* [Task to complete]:
Where the string "Discharge" occurs in the material below, report the whole line.

Items from a data source:
=-=-=

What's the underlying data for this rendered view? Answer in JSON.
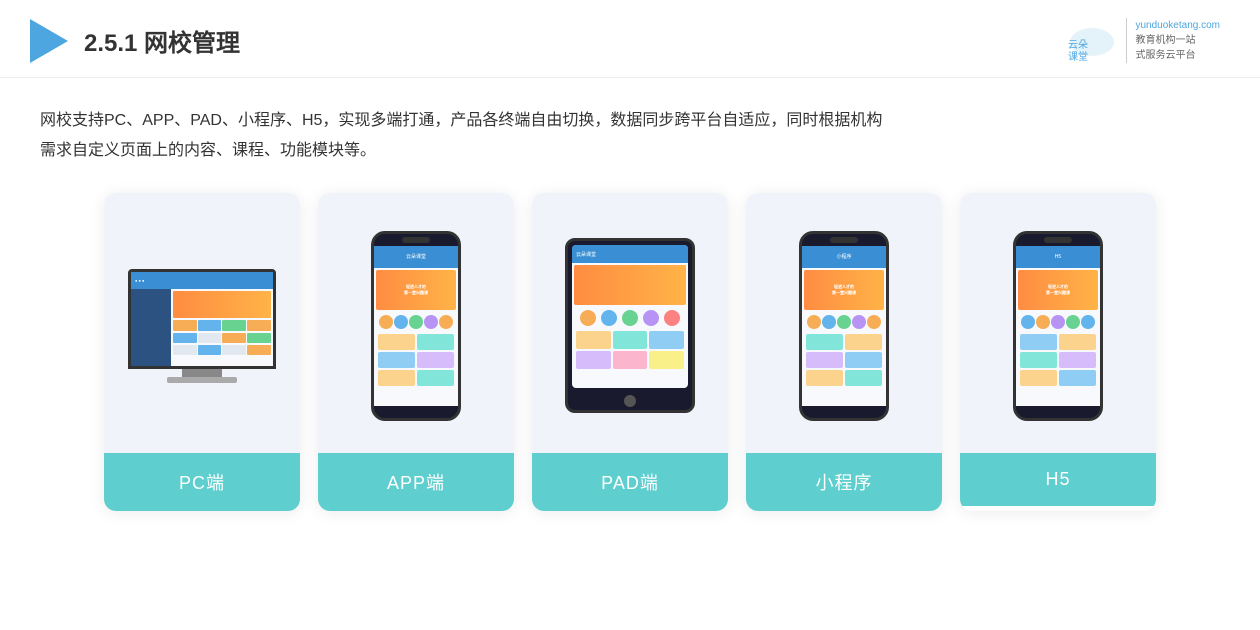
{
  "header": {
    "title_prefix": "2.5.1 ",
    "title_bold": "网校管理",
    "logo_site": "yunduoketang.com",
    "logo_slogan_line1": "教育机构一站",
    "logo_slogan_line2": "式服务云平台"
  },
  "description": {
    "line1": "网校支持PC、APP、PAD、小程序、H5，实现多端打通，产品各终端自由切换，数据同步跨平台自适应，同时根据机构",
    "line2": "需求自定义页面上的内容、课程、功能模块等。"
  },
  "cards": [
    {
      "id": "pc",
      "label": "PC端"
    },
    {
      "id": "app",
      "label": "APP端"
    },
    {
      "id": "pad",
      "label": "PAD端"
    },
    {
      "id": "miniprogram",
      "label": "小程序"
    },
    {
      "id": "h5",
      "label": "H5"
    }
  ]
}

=-=-=

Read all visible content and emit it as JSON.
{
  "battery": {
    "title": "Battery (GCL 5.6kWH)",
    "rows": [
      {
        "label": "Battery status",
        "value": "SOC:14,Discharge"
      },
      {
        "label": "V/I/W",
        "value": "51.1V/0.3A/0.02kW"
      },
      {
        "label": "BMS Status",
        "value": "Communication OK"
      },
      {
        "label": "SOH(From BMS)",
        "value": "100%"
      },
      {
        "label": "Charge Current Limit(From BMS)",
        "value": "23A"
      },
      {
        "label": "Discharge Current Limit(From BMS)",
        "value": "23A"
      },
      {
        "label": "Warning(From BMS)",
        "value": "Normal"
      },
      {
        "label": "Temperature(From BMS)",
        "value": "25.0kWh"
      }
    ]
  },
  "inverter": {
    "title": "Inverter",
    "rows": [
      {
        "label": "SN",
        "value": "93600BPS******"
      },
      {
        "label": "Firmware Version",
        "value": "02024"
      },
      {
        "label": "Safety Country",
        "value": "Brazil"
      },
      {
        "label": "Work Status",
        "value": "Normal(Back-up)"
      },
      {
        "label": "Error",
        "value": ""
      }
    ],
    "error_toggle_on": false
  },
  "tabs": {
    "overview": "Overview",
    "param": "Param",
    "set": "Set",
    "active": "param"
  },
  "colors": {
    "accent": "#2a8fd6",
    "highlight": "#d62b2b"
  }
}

=-=-=

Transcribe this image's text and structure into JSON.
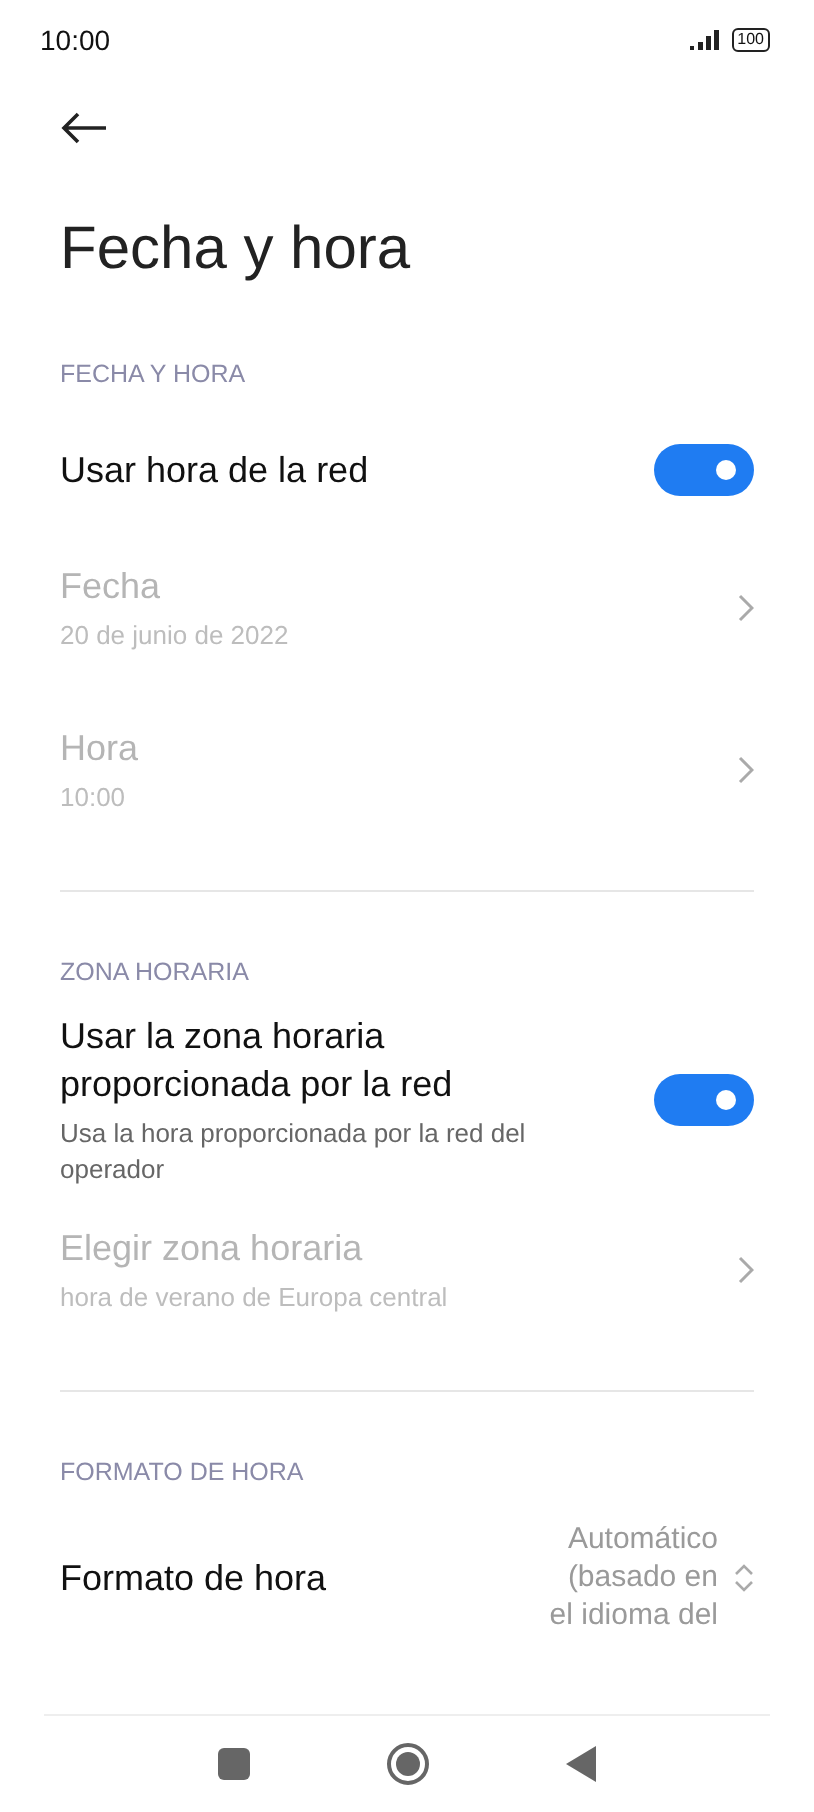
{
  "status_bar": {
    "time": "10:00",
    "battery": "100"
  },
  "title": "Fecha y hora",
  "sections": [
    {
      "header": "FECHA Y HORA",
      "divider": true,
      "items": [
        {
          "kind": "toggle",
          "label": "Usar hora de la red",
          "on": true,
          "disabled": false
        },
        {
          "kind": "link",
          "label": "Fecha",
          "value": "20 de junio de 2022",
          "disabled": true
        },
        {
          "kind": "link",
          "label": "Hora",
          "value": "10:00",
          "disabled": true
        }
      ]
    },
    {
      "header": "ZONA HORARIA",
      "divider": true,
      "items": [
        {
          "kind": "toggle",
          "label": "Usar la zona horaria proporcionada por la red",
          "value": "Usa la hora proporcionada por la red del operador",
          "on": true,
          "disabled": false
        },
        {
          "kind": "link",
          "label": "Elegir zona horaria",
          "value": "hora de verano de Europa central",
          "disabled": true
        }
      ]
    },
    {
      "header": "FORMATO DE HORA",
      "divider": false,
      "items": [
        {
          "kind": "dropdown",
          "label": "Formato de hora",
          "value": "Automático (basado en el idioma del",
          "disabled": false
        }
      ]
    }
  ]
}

=-=-=

* [Written solution]:
        "value": "SOC:14,Discharge"
        "label": "Discharge Current Limit(From BMS)",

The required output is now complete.